■ THE TASK:
Below are the records. Gather each line that holds "Massachusetts".

◇ ◇ ◇ ◇ ◇ ◇ ◇

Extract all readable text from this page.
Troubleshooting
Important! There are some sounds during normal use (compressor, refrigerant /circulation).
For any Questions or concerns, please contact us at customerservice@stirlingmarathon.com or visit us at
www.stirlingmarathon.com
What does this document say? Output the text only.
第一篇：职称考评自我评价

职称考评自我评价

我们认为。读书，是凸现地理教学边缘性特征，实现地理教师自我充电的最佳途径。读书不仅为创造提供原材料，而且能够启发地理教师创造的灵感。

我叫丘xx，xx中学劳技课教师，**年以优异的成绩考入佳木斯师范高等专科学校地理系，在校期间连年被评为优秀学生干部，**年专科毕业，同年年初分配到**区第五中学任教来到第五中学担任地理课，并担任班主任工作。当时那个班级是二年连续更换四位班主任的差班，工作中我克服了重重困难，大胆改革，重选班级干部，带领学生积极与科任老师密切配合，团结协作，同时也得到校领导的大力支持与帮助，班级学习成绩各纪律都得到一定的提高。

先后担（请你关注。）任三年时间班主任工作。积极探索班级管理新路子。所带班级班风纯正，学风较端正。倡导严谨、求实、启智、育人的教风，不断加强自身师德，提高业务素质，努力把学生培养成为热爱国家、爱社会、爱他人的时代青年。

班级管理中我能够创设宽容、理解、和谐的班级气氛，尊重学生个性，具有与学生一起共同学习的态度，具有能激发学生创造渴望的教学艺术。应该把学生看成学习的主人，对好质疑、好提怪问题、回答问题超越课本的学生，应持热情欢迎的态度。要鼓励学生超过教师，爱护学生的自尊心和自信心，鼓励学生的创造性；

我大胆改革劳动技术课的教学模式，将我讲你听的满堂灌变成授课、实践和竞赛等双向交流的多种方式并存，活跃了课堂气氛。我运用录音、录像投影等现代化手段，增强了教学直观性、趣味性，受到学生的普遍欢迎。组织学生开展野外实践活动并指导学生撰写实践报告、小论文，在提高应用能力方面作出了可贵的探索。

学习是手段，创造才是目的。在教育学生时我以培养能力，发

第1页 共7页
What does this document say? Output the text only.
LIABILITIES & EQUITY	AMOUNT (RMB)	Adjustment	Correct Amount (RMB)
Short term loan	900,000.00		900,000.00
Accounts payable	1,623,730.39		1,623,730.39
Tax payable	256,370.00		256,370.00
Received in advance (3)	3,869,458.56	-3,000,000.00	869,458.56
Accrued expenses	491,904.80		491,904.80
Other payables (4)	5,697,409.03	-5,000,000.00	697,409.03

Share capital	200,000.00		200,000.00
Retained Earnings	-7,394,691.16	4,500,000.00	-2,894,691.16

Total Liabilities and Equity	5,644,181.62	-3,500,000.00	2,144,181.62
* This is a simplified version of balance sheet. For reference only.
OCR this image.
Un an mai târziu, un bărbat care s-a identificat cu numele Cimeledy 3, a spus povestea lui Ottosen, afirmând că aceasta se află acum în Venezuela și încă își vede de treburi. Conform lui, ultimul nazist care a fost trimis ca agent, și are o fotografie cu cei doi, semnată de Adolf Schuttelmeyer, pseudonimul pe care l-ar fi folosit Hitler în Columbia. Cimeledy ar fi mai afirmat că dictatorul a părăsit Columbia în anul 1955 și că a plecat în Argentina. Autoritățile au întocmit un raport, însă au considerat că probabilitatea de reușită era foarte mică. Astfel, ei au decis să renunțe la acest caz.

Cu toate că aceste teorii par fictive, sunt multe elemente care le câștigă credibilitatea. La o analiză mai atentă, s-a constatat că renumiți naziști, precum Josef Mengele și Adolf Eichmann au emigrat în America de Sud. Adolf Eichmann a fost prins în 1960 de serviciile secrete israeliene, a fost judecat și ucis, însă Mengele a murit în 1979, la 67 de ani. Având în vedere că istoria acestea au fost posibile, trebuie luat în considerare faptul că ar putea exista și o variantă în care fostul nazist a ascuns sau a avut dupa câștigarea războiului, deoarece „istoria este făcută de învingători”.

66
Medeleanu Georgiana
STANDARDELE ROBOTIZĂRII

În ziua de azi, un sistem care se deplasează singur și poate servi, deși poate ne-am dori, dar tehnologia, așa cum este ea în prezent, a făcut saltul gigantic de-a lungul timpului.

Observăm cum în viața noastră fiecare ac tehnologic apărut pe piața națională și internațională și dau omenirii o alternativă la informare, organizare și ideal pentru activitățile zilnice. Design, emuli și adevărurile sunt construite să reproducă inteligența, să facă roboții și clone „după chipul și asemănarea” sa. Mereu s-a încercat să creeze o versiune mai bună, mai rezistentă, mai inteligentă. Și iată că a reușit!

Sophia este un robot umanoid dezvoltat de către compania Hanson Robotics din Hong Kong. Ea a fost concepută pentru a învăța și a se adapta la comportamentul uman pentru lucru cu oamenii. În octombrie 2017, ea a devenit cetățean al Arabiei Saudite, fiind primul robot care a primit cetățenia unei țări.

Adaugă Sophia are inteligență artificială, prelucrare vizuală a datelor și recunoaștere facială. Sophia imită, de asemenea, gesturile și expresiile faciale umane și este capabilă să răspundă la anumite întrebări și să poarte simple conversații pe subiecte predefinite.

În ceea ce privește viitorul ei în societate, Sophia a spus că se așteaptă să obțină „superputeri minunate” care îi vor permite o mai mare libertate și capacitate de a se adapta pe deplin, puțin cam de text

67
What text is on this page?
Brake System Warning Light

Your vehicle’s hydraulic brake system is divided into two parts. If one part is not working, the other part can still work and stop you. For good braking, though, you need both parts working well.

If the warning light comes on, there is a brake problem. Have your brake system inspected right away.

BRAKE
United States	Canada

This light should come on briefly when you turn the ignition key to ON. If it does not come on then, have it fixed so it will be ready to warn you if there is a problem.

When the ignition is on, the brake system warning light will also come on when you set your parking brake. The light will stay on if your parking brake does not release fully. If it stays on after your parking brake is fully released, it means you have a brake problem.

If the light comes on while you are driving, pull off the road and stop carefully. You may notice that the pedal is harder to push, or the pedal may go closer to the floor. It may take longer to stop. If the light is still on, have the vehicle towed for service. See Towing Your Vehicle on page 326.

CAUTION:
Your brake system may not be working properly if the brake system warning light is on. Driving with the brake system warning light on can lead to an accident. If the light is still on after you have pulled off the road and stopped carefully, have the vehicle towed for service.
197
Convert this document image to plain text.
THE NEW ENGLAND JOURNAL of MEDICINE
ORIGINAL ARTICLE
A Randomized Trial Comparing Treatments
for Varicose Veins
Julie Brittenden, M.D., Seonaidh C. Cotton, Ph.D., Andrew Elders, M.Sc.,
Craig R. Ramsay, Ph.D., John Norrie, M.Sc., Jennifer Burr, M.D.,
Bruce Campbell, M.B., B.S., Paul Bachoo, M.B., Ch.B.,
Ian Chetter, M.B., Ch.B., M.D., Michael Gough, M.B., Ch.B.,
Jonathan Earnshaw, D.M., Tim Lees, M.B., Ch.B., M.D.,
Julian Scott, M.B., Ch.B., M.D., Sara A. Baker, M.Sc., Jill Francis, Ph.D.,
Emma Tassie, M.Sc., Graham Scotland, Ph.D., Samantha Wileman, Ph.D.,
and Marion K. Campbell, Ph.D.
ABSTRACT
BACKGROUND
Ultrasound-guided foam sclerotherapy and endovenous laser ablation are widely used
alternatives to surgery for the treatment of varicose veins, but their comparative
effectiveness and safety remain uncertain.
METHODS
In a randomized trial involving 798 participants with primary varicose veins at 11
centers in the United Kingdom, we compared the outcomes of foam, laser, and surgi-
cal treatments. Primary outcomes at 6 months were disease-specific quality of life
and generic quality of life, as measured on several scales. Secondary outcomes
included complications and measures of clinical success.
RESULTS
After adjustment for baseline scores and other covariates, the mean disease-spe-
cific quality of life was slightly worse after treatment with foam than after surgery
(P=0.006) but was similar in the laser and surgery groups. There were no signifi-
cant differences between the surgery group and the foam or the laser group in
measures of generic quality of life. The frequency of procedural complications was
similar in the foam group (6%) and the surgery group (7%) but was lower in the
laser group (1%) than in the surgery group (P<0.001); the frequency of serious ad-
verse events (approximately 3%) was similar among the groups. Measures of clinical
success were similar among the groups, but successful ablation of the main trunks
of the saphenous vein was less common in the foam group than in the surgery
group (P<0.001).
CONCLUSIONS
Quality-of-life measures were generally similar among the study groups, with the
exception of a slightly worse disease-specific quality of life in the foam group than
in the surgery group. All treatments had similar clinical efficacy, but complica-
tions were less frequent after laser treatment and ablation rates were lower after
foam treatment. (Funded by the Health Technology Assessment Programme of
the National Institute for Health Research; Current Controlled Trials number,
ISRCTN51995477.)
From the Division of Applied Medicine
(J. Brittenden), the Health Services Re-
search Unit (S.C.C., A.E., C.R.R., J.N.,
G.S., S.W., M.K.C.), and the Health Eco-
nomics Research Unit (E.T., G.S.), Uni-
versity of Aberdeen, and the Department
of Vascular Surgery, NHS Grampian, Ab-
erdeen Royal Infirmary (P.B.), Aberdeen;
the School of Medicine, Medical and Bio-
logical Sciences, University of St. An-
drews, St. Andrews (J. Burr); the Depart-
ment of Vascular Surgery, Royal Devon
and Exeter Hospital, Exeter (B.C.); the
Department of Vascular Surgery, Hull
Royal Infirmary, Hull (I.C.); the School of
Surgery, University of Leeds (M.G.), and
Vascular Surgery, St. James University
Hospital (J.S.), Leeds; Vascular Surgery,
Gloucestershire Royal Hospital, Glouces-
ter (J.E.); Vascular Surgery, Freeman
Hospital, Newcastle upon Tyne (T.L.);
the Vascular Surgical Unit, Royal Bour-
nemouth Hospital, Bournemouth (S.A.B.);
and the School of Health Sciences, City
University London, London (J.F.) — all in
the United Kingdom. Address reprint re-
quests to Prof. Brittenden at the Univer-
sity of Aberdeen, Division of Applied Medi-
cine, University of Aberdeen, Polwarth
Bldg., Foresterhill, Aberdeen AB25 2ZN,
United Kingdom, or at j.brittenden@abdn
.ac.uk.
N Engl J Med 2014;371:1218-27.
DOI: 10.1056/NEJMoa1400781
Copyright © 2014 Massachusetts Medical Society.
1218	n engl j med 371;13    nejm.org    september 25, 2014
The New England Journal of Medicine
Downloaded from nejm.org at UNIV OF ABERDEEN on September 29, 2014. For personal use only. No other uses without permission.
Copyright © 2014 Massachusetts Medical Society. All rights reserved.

◇ ◇ ◇ ◇ ◇ ◇ ◇

■ THE RESULT:
Copyright © 2014 Massachusetts Medical Society.
Copyright © 2014 Massachusetts Medical Society. All rights reserved.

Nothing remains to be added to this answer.